** Begin DATA TO USE **
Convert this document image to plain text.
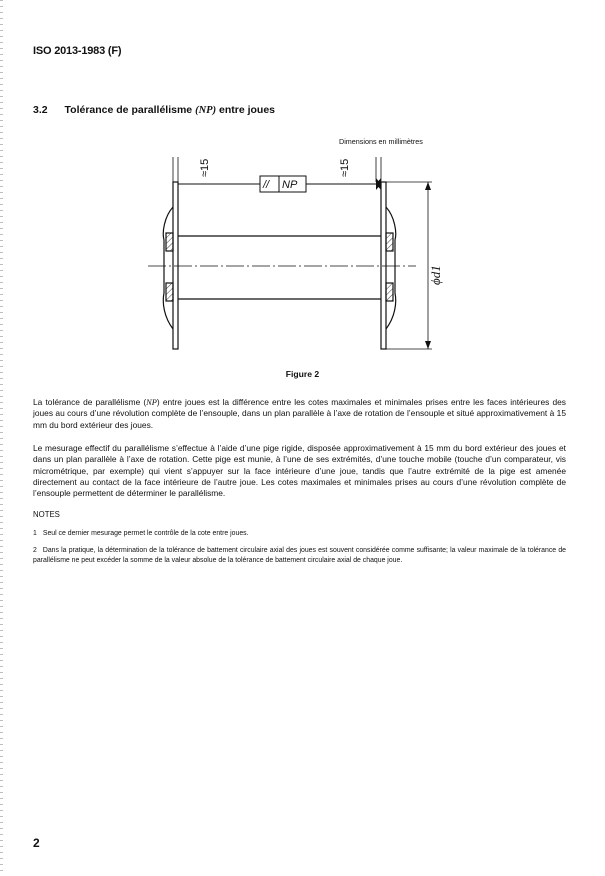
ISO 2013-1983 (F)
3.2 Tolérance de parallélisme (NP) entre joues
Dimensions en millimètres
≈15	≈15
// NP
ϕd1
Figure 2

La tolérance de parallélisme (NP) entre joues est la différence entre les cotes maximales et minimales prises entre les faces intérieures des joues au cours d’une révolution complète de l’ensouple, dans un plan parallèle à l’axe de rotation de l’ensouple et situé approximativement à 15 mm du bord extérieur des joues.

Le mesurage effectif du parallélisme s’effectue à l’aide d’une pige rigide, disposée approximativement à 15 mm du bord extérieur des joues et dans un plan parallèle à l’axe de rotation. Cette pige est munie, à l’une de ses extrémités, d’une touche mobile (touche d’un comparateur, vis micrométrique, par exemple) qui vient s’appuyer sur la face intérieure d’une joue, tandis que l’autre extrémité de la pige est amenée directement au contact de la face intérieure de l’autre joue. Les cotes maximales et minimales prises au cours d’une révolution complète de l’ensouple permettent de déterminer le parallélisme.

NOTES

1 Seul ce dernier mesurage permet le contrôle de la cote entre joues.

2 Dans la pratique, la détermination de la tolérance de battement circulaire axial des joues est souvent considérée comme suffisante; la valeur maximale de la tolérance de parallélisme ne peut excéder la somme de la valeur absolue de la tolérance de battement circulaire axial de chaque joue.

2
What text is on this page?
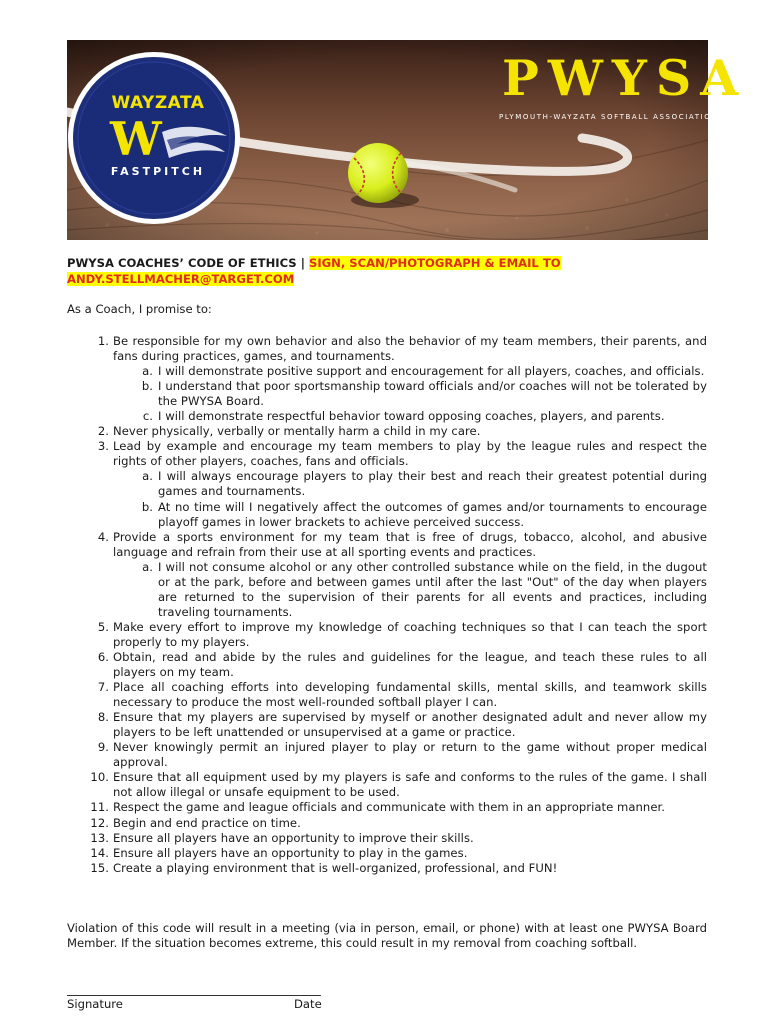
WAYZATA
W
FASTPITCH
PWYSA
PLYMOUTH-WAYZATA SOFTBALL ASSOCIATION
PWYSA COACHES’ CODE OF ETHICS | SIGN, SCAN/PHOTOGRAPH & EMAIL TO
ANDY.STELLMACHER@TARGET.COM
As a Coach, I promise to:
1. Be responsible for my own behavior and also the behavior of my team members, their parents, and fans during practices, games, and tournaments.
a. I will demonstrate positive support and encouragement for all players, coaches, and officials.
b. I understand that poor sportsmanship toward officials and/or coaches will not be tolerated by the PWYSA Board.
c. I will demonstrate respectful behavior toward opposing coaches, players, and parents.
2. Never physically, verbally or mentally harm a child in my care.
3. Lead by example and encourage my team members to play by the league rules and respect the rights of other players, coaches, fans and officials.
a. I will always encourage players to play their best and reach their greatest potential during games and tournaments.
b. At no time will I negatively affect the outcomes of games and/or tournaments to encourage playoff games in lower brackets to achieve perceived success.
4. Provide a sports environment for my team that is free of drugs, tobacco, alcohol, and abusive language and refrain from their use at all sporting events and practices.
a. I will not consume alcohol or any other controlled substance while on the field, in the dugout or at the park, before and between games until after the last "Out" of the day when players are returned to the supervision of their parents for all events and practices, including traveling tournaments.
5. Make every effort to improve my knowledge of coaching techniques so that I can teach the sport properly to my players.
6. Obtain, read and abide by the rules and guidelines for the league, and teach these rules to all players on my team.
7. Place all coaching efforts into developing fundamental skills, mental skills, and teamwork skills necessary to produce the most well-rounded softball player I can.
8. Ensure that my players are supervised by myself or another designated adult and never allow my players to be left unattended or unsupervised at a game or practice.
9. Never knowingly permit an injured player to play or return to the game without proper medical approval.
10. Ensure that all equipment used by my players is safe and conforms to the rules of the game. I shall not allow illegal or unsafe equipment to be used.
11. Respect the game and league officials and communicate with them in an appropriate manner.
12. Begin and end practice on time.
13. Ensure all players have an opportunity to improve their skills.
14. Ensure all players have an opportunity to play in the games.
15. Create a playing environment that is well-organized, professional, and FUN!
Violation of this code will result in a meeting (via in person, email, or phone) with at least one PWYSA Board Member. If the situation becomes extreme, this could result in my removal from coaching softball.
Signature	Date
** End DATA TO USE **
#### [WRITTEN PROBLEM]
Every line of the material is to be quoted exactly, with no pictures carried over.

#### [TASK OUTPUT]
Convert this document image to plain text.
ISO 2013-1983 (F)
3.2 Tolérance de parallélisme (NP) entre joues
Dimensions en millimètres
≈15	≈15
// NP
ϕd1
Figure 2

La tolérance de parallélisme (NP) entre joues est la différence entre les cotes maximales et minimales prises entre les faces intérieures des joues au cours d’une révolution complète de l’ensouple, dans un plan parallèle à l’axe de rotation de l’ensouple et situé approximativement à 15 mm du bord extérieur des joues.

Le mesurage effectif du parallélisme s’effectue à l’aide d’une pige rigide, disposée approximativement à 15 mm du bord extérieur des joues et dans un plan parallèle à l’axe de rotation. Cette pige est munie, à l’une de ses extrémités, d’une touche mobile (touche d’un comparateur, vis micrométrique, par exemple) qui vient s’appuyer sur la face intérieure d’une joue, tandis que l’autre extrémité de la pige est amenée directement au contact de la face intérieure de l’autre joue. Les cotes maximales et minimales prises au cours d’une révolution complète de l’ensouple permettent de déterminer le parallélisme.

NOTES

1 Seul ce dernier mesurage permet le contrôle de la cote entre joues.

2 Dans la pratique, la détermination de la tolérance de battement circulaire axial des joues est souvent considérée comme suffisante; la valeur maximale de la tolérance de parallélisme ne peut excéder la somme de la valeur absolue de la tolérance de battement circulaire axial de chaque joue.

2
What text is on this page?
WAYZATA
W
FASTPITCH
PWYSA
PLYMOUTH-WAYZATA SOFTBALL ASSOCIATION
PWYSA COACHES’ CODE OF ETHICS | SIGN, SCAN/PHOTOGRAPH & EMAIL TO
ANDY.STELLMACHER@TARGET.COM
As a Coach, I promise to:
1. Be responsible for my own behavior and also the behavior of my team members, their parents, and fans during practices, games, and tournaments.
a. I will demonstrate positive support and encouragement for all players, coaches, and officials.
b. I understand that poor sportsmanship toward officials and/or coaches will not be tolerated by the PWYSA Board.
c. I will demonstrate respectful behavior toward opposing coaches, players, and parents.
2. Never physically, verbally or mentally harm a child in my care.
3. Lead by example and encourage my team members to play by the league rules and respect the rights of other players, coaches, fans and officials.
a. I will always encourage players to play their best and reach their greatest potential during games and tournaments.
b. At no time will I negatively affect the outcomes of games and/or tournaments to encourage playoff games in lower brackets to achieve perceived success.
4. Provide a sports environment for my team that is free of drugs, tobacco, alcohol, and abusive language and refrain from their use at all sporting events and practices.
a. I will not consume alcohol or any other controlled substance while on the field, in the dugout or at the park, before and between games until after the last "Out" of the day when players are returned to the supervision of their parents for all events and practices, including traveling tournaments.
5. Make every effort to improve my knowledge of coaching techniques so that I can teach the sport properly to my players.
6. Obtain, read and abide by the rules and guidelines for the league, and teach these rules to all players on my team.
7. Place all coaching efforts into developing fundamental skills, mental skills, and teamwork skills necessary to produce the most well-rounded softball player I can.
8. Ensure that my players are supervised by myself or another designated adult and never allow my players to be left unattended or unsupervised at a game or practice.
9. Never knowingly permit an injured player to play or return to the game without proper medical approval.
10. Ensure that all equipment used by my players is safe and conforms to the rules of the game. I shall not allow illegal or unsafe equipment to be used.
11. Respect the game and league officials and communicate with them in an appropriate manner.
12. Begin and end practice on time.
13. Ensure all players have an opportunity to improve their skills.
14. Ensure all players have an opportunity to play in the games.
15. Create a playing environment that is well-organized, professional, and FUN!
Violation of this code will result in a meeting (via in person, email, or phone) with at least one PWYSA Board Member. If the situation becomes extreme, this could result in my removal from coaching softball.
Signature	Date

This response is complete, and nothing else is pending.